Exercise prompt
Please copy every line of the records below that holds the word "library".

┌──

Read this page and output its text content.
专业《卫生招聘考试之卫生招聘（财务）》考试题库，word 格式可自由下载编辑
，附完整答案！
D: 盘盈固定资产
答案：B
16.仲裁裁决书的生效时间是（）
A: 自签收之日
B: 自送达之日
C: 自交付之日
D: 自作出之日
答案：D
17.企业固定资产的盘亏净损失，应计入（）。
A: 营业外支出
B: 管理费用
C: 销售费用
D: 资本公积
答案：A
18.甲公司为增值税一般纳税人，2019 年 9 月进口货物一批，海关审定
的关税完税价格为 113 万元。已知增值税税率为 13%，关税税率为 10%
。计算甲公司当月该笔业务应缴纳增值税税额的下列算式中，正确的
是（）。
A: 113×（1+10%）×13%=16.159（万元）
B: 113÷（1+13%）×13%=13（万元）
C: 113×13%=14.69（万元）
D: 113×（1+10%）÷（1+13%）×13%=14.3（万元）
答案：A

└──
┌──

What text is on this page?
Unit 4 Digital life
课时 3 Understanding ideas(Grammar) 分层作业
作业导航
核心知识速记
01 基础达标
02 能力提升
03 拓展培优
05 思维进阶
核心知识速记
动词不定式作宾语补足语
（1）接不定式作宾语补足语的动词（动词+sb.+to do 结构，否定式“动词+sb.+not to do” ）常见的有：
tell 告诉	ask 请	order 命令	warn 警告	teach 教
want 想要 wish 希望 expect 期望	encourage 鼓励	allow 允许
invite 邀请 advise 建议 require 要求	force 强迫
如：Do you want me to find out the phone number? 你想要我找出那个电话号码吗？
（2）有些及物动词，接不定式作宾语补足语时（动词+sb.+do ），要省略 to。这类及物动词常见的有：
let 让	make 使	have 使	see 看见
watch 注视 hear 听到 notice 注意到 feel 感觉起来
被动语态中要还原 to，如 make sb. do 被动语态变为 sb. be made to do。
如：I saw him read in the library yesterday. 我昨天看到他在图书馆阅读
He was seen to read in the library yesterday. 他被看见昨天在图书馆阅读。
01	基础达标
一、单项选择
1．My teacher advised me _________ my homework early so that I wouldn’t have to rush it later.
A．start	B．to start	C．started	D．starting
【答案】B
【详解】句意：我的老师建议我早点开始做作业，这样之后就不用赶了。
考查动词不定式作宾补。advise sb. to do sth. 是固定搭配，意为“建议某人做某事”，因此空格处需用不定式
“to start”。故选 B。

└──

Answer
如：I saw him read in the library yesterday. 我昨天看到他在图书馆阅读
He was seen to read in the library yesterday. 他被看见昨天在图书馆阅读。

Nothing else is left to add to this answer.